Given request: Copy each line of the entries that contains the word "Pegasus".

Listed entries:
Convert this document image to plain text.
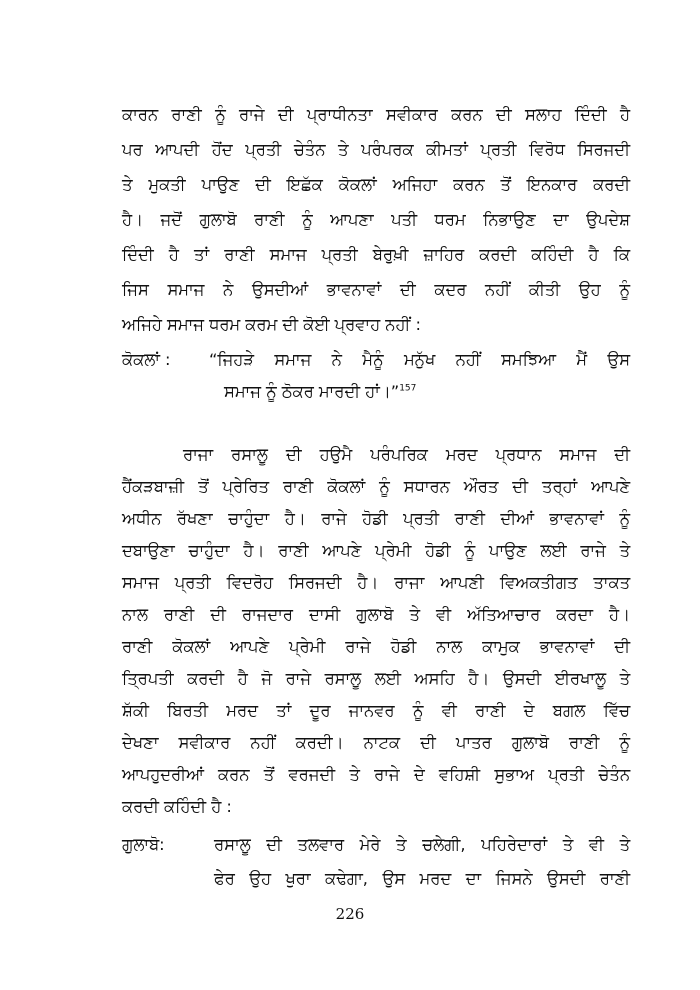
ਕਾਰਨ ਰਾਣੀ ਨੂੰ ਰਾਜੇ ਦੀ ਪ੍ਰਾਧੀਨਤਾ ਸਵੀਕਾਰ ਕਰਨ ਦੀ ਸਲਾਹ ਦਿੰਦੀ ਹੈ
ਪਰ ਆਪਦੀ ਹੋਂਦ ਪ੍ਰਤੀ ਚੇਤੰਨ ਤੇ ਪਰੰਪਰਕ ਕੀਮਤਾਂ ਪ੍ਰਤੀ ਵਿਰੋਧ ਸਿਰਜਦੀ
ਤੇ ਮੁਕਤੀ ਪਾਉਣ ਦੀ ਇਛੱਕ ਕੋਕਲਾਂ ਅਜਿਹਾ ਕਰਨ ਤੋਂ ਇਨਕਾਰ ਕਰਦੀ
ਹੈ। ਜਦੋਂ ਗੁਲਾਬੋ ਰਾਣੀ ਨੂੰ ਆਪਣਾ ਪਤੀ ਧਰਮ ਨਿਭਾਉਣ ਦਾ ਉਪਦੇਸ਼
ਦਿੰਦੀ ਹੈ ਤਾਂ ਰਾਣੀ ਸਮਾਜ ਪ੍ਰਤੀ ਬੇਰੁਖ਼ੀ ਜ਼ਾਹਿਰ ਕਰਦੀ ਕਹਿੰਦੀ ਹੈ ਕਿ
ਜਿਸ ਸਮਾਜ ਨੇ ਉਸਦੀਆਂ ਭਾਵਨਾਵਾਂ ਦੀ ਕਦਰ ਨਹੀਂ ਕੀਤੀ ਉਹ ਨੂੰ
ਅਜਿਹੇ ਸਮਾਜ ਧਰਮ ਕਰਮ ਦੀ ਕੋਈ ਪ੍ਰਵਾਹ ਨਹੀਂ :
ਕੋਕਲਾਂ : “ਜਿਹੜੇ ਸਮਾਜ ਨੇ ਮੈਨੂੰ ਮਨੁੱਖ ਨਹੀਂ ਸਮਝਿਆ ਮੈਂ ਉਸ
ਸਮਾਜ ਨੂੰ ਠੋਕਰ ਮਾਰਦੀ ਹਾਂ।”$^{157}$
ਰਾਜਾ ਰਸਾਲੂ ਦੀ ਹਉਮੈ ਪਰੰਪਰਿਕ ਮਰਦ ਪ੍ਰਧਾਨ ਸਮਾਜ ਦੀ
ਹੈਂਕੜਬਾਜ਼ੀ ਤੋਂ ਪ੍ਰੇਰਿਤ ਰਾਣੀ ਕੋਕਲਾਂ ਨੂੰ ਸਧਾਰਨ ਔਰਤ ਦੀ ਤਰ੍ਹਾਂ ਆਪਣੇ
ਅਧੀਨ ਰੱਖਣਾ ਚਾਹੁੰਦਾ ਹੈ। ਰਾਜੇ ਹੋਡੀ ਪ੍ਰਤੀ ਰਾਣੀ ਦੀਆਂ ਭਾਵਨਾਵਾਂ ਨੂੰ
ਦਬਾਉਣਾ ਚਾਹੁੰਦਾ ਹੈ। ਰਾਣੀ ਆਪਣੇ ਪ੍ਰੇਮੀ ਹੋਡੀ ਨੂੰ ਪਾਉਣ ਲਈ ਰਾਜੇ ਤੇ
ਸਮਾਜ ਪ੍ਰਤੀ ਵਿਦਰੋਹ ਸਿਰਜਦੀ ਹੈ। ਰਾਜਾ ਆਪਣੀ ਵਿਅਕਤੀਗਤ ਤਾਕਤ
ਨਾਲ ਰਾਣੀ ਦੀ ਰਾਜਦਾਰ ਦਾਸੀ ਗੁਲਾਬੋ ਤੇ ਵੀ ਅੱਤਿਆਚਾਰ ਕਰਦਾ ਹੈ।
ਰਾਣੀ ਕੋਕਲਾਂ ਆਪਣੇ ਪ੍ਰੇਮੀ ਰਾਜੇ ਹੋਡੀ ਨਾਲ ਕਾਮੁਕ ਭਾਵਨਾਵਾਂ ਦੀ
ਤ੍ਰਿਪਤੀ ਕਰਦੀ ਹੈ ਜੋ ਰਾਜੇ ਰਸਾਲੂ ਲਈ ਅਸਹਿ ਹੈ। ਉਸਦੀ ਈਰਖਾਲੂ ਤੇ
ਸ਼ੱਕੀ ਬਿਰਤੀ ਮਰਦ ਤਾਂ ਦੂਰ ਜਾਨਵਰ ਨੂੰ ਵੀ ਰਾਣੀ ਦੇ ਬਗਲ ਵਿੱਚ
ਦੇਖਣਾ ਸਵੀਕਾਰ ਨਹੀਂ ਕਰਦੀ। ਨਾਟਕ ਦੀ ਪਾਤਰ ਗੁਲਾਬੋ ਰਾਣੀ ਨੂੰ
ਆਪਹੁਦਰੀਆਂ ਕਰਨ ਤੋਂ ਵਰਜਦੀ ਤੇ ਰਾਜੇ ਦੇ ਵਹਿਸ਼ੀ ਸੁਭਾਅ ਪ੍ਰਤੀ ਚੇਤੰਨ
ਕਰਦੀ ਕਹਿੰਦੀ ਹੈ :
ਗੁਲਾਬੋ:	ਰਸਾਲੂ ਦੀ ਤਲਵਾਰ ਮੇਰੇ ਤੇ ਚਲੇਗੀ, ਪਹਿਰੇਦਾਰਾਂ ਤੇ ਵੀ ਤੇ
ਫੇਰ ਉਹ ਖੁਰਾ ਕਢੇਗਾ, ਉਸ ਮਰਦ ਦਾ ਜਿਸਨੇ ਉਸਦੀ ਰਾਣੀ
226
* * *
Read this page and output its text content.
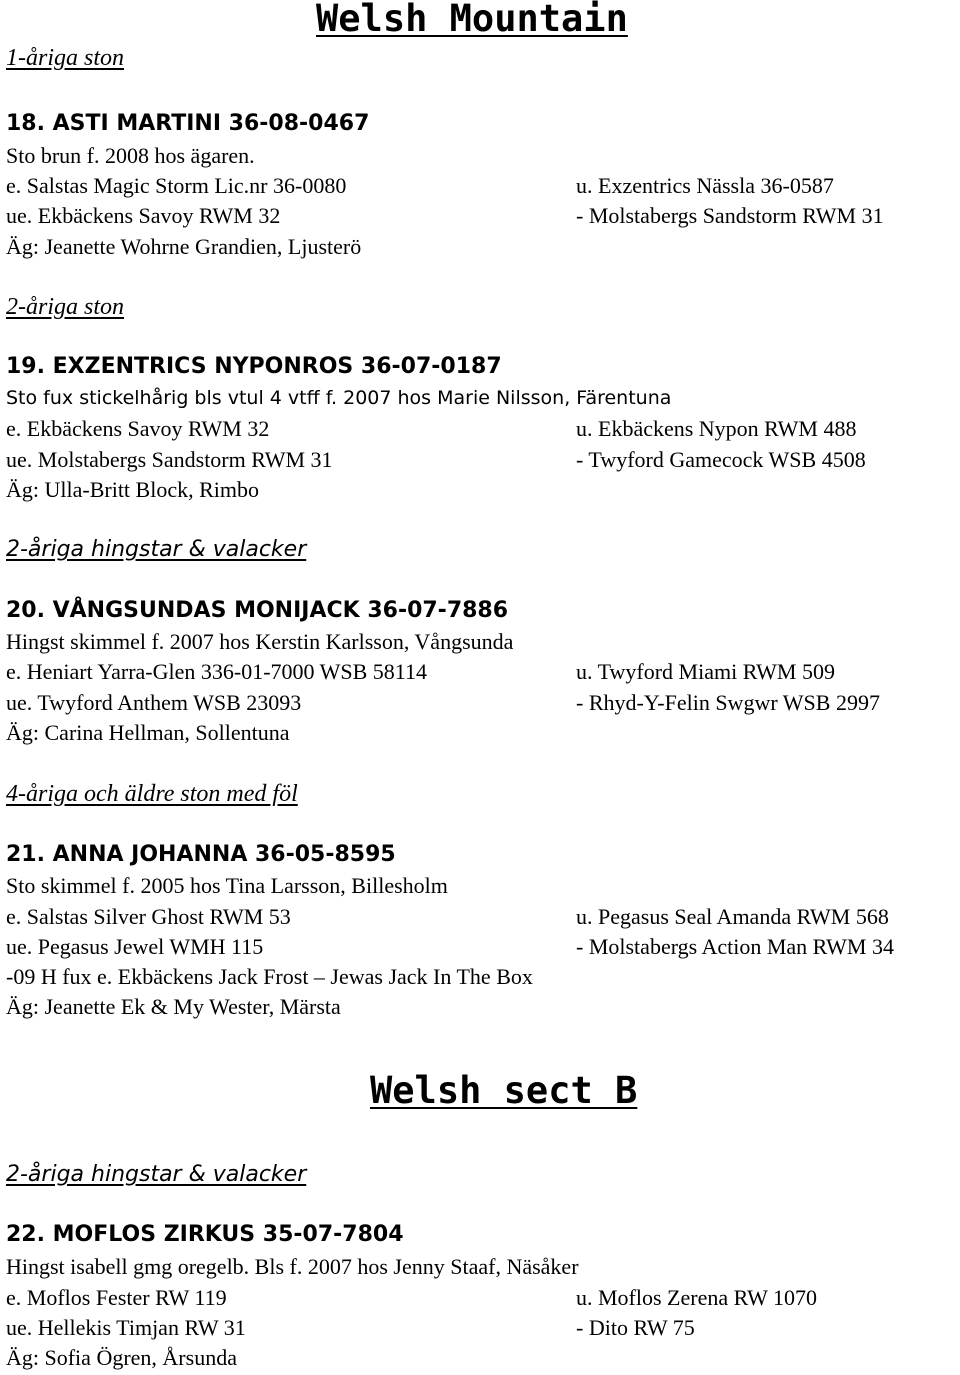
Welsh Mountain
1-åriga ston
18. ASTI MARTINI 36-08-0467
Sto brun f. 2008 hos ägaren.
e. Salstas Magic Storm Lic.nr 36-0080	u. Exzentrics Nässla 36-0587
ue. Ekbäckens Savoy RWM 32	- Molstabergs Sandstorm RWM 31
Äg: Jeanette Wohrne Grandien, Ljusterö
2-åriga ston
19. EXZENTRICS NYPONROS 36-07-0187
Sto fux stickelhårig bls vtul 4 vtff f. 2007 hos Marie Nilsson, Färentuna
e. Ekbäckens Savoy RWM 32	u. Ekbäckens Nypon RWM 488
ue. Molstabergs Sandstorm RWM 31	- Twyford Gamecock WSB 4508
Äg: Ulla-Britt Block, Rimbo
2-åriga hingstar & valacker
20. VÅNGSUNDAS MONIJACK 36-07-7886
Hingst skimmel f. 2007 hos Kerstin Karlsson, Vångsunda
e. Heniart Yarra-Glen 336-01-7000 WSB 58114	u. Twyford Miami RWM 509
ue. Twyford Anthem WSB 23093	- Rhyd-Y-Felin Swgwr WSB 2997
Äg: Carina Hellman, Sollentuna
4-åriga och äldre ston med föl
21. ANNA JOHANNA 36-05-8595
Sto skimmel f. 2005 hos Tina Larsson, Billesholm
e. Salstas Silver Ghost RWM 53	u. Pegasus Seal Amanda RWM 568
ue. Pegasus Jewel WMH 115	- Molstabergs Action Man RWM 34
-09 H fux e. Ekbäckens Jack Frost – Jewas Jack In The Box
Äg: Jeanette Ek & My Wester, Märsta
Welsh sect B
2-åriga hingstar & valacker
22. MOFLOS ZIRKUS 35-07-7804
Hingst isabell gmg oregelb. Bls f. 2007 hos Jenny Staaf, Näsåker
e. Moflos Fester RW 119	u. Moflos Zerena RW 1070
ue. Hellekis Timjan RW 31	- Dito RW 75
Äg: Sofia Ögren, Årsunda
--
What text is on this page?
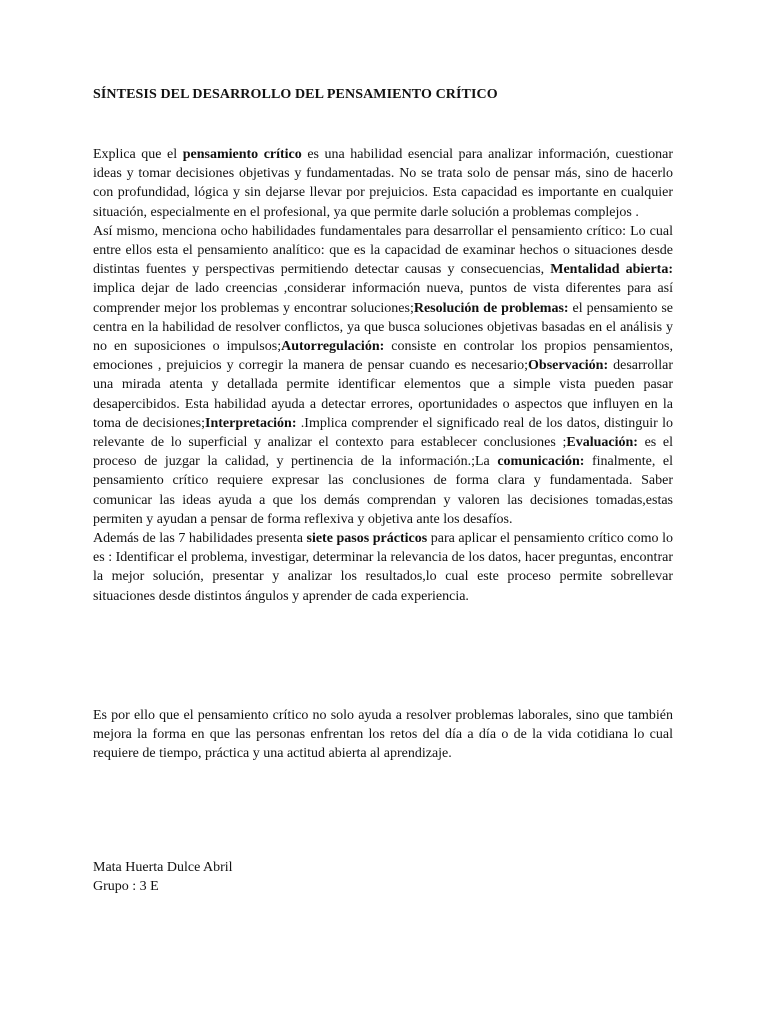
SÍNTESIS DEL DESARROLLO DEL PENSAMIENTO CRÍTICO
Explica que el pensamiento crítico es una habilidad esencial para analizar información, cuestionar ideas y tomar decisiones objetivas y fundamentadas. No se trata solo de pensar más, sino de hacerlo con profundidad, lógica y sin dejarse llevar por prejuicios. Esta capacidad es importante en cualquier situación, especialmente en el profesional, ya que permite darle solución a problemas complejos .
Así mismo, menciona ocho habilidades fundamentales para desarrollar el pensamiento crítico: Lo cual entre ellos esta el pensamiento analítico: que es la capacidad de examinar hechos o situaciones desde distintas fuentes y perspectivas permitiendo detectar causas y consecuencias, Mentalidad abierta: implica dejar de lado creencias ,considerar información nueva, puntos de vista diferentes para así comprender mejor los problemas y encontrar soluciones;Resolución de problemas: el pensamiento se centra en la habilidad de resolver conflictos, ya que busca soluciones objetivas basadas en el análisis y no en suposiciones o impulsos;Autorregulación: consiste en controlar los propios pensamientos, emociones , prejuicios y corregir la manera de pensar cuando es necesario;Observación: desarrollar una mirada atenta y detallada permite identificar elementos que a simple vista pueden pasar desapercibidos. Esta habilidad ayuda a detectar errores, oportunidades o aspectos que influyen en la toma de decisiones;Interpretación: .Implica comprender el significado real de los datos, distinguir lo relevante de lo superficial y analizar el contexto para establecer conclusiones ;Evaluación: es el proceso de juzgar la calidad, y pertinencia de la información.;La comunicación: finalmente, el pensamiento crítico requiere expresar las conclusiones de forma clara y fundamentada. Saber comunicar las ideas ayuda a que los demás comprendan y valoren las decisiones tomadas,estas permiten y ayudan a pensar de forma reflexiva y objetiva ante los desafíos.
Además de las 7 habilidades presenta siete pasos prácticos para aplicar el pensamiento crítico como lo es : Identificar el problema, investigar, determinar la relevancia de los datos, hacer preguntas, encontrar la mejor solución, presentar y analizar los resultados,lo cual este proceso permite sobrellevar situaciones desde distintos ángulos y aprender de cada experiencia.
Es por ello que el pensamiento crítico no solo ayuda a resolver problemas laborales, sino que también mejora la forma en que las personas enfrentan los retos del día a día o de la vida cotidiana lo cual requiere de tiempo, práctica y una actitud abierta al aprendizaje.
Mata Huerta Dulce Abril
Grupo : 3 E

The solution:
e. Salstas Silver Ghost RWM 53	u. Pegasus Seal Amanda RWM 568
ue. Pegasus Jewel WMH 115	- Molstabergs Action Man RWM 34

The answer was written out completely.